WORK INSTRUCTIONS.
Below are the records; locate each line with the word "OPEN" and copy it.
[BEGIN]
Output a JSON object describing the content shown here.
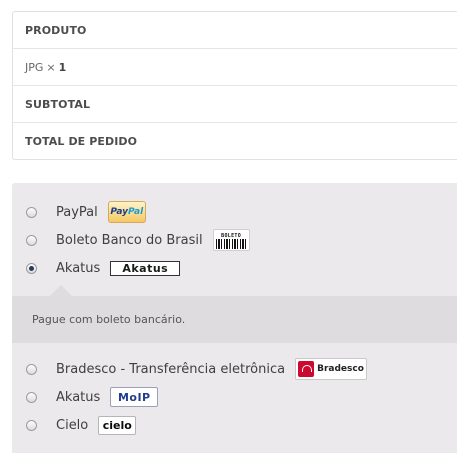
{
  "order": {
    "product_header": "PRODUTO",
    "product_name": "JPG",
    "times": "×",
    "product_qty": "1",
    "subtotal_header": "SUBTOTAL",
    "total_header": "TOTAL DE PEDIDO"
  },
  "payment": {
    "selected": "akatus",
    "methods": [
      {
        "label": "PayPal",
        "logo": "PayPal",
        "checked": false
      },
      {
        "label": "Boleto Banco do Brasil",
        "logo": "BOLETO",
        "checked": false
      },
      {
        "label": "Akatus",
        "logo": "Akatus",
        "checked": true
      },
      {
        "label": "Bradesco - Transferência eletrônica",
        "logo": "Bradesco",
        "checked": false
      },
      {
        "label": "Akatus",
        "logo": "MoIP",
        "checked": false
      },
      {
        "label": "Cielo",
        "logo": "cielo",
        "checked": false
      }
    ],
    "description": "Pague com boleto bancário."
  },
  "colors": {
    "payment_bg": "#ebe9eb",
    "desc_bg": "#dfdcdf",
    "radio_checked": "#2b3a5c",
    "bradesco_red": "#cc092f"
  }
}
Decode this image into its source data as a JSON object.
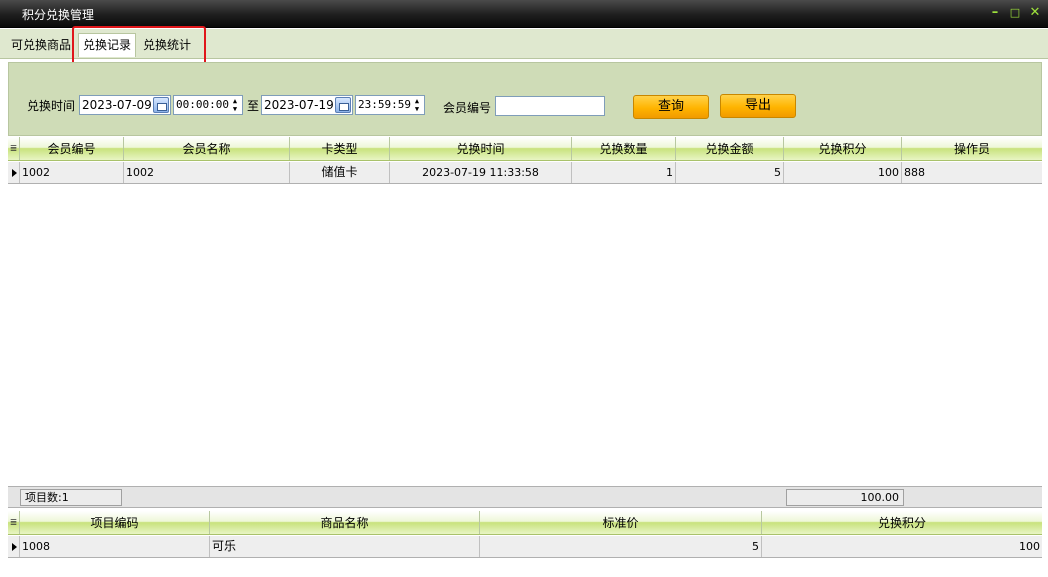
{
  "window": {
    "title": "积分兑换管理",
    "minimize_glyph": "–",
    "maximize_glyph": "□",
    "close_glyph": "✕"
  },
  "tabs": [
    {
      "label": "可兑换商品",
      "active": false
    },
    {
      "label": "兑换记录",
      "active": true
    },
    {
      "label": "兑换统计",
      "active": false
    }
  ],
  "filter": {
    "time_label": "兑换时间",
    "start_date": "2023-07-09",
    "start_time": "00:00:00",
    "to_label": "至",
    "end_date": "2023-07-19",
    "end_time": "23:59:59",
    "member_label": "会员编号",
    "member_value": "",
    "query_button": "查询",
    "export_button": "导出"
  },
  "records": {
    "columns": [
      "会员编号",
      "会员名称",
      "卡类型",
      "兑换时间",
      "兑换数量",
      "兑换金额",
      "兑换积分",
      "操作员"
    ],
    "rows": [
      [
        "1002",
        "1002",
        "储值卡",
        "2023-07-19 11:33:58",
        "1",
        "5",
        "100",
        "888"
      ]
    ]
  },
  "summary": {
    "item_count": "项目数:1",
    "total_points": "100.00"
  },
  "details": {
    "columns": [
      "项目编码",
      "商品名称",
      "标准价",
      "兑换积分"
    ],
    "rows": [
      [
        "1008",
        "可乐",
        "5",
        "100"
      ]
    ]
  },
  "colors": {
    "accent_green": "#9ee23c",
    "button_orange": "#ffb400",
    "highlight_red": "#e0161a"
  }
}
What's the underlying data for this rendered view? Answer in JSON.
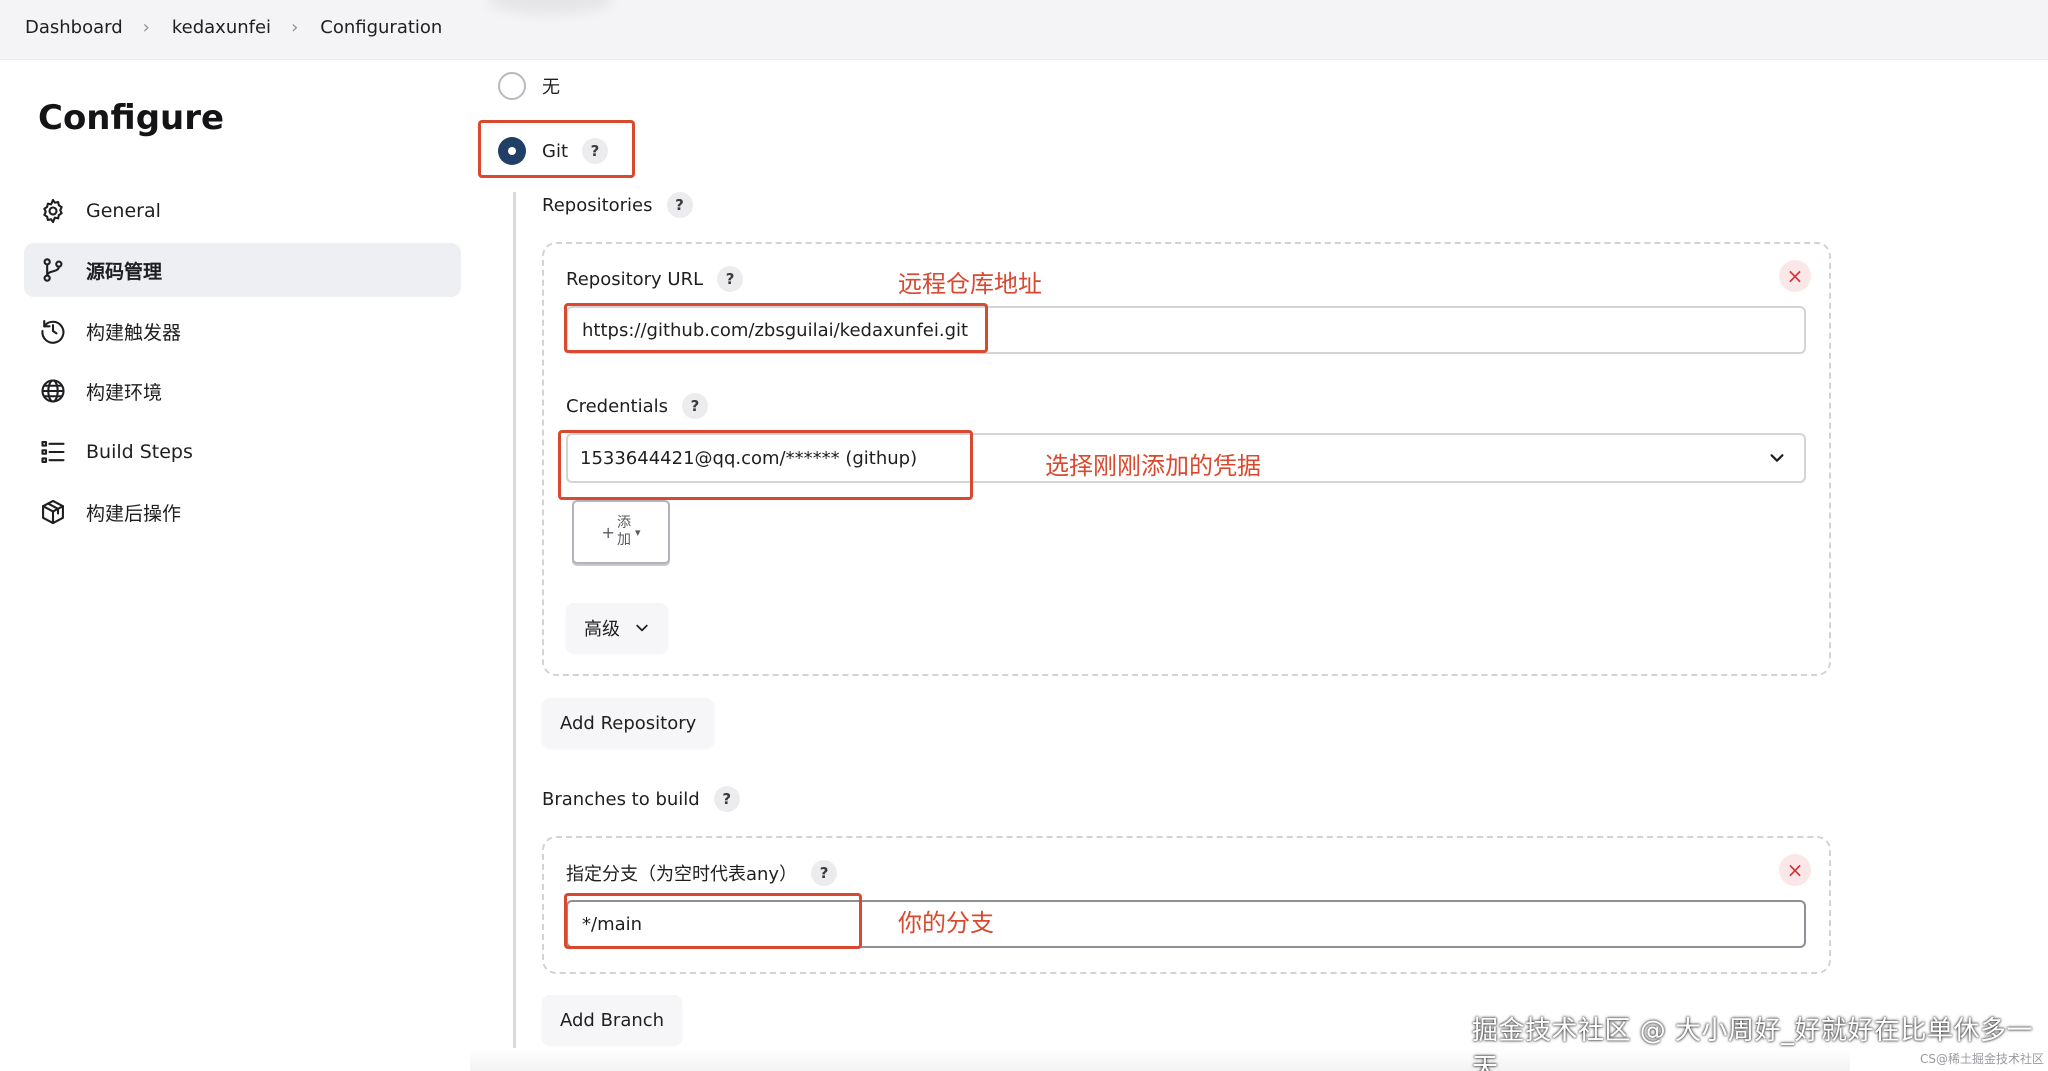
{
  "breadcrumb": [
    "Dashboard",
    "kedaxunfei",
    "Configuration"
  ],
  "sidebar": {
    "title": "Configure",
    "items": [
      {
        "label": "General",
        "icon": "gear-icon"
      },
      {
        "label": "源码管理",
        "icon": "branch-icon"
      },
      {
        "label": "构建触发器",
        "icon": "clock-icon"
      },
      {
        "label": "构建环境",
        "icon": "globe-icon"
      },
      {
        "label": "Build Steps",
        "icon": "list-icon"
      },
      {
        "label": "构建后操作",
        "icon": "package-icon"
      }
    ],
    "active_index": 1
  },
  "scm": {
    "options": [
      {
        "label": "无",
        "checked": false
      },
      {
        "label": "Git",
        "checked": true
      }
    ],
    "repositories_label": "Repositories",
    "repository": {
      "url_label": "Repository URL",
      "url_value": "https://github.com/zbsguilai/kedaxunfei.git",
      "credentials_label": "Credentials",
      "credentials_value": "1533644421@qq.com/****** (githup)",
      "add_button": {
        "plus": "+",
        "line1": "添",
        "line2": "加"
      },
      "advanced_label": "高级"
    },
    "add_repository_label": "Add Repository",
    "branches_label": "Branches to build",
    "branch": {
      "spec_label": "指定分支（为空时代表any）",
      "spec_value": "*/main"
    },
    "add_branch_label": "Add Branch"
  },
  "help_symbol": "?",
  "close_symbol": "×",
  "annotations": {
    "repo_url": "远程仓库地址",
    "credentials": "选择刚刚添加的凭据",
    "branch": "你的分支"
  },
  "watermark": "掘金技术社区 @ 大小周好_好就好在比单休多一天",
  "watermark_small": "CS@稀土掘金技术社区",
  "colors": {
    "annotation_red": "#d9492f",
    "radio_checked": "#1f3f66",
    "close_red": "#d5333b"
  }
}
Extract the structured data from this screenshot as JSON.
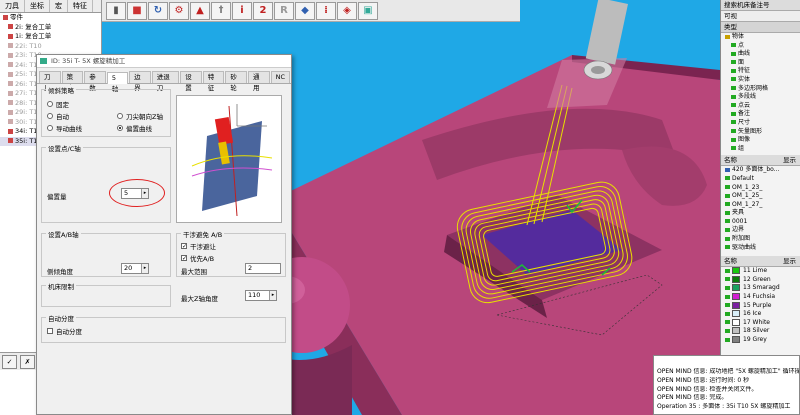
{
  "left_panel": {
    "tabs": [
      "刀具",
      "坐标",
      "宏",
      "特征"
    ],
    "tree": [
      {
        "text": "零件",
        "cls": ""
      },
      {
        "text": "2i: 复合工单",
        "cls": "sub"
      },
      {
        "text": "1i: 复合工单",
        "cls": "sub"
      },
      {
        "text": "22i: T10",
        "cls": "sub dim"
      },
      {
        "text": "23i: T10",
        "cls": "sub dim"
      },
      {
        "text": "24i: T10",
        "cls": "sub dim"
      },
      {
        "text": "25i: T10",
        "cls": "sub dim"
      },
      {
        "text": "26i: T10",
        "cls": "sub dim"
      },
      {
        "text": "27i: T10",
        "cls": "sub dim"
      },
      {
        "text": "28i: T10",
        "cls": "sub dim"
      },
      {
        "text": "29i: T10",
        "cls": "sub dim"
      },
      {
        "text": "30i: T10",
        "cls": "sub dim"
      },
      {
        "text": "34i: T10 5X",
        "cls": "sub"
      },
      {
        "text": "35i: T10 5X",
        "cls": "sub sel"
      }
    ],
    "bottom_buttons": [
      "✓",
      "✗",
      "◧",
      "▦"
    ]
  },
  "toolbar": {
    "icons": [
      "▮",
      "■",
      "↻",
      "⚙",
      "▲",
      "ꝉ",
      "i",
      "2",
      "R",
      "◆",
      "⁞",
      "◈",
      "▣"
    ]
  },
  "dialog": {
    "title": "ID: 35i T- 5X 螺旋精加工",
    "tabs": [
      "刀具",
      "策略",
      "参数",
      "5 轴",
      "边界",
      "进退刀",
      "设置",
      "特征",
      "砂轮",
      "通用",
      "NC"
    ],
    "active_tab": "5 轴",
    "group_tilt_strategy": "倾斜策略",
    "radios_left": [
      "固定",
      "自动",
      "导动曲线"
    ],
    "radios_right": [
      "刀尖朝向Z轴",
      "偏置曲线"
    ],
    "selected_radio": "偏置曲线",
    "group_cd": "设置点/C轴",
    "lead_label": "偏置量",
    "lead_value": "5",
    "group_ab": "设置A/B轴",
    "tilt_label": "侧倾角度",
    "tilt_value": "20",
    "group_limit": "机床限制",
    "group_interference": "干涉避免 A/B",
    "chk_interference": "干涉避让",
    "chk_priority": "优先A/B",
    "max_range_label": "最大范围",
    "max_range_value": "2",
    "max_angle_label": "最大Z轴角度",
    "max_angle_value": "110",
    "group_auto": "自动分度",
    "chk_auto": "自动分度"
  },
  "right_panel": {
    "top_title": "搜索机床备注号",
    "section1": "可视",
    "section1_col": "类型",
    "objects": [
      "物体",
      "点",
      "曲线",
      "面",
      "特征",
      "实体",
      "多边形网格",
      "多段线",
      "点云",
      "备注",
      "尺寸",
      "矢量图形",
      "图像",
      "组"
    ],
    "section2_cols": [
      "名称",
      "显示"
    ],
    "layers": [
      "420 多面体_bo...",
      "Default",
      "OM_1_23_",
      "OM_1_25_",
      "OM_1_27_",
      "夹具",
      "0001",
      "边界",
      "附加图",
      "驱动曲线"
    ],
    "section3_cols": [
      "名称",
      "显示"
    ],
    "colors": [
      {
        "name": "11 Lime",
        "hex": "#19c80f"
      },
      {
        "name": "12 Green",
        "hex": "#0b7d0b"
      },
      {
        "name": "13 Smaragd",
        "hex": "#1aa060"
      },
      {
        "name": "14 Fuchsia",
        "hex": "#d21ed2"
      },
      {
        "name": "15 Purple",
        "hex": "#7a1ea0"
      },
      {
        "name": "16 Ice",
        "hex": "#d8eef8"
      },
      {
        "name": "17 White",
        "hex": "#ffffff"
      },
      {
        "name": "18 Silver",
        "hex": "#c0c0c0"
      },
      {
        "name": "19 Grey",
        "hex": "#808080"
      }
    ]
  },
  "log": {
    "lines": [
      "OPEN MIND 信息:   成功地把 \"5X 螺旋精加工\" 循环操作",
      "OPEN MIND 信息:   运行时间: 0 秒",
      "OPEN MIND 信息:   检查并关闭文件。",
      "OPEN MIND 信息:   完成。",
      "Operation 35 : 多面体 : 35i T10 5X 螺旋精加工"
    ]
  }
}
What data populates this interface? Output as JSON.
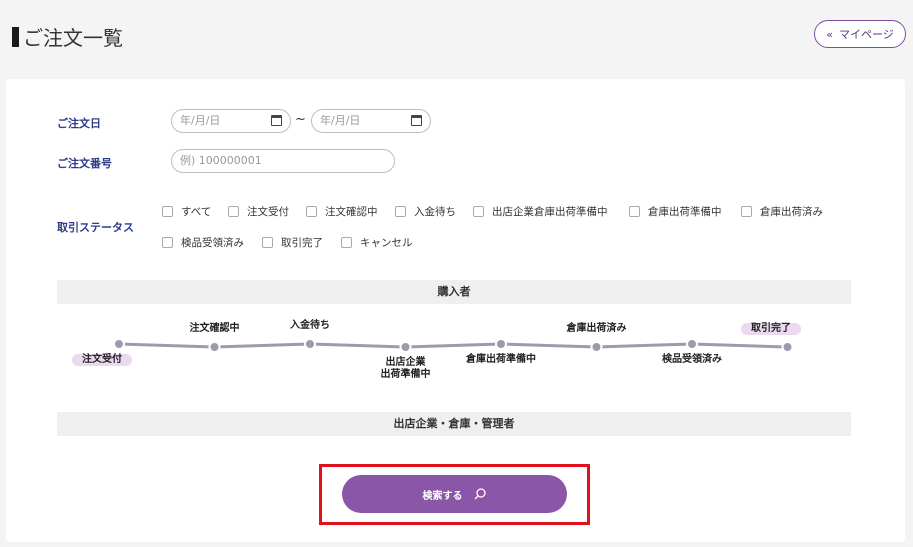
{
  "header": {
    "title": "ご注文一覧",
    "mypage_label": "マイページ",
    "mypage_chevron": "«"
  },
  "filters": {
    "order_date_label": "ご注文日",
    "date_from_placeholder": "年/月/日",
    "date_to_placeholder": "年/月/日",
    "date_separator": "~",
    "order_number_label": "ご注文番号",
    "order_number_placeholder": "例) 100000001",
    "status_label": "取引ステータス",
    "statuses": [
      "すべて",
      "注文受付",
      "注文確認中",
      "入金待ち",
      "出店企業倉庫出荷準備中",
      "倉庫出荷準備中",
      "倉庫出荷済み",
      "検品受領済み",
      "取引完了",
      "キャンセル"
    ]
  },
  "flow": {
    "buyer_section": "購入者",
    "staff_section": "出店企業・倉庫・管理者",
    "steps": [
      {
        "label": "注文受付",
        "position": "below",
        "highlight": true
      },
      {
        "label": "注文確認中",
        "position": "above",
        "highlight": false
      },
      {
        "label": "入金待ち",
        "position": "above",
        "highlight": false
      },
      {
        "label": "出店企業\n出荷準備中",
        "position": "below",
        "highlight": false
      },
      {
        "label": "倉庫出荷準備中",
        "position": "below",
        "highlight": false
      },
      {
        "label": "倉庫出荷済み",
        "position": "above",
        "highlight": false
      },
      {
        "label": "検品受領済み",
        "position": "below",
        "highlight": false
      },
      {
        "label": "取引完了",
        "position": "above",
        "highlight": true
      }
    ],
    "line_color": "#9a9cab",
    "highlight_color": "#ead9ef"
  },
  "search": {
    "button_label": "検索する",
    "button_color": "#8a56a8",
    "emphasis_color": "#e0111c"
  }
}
[END]
SOLVED PROBLEM.
      "OPEN MIND 信息:   成功地把 \"5X 螺旋精加工\" 循环操作",
      "OPEN MIND 信息:   运行时间: 0 秒",
      "OPEN MIND 信息:   检查并关闭文件。",
      "OPEN MIND 信息:   完成。",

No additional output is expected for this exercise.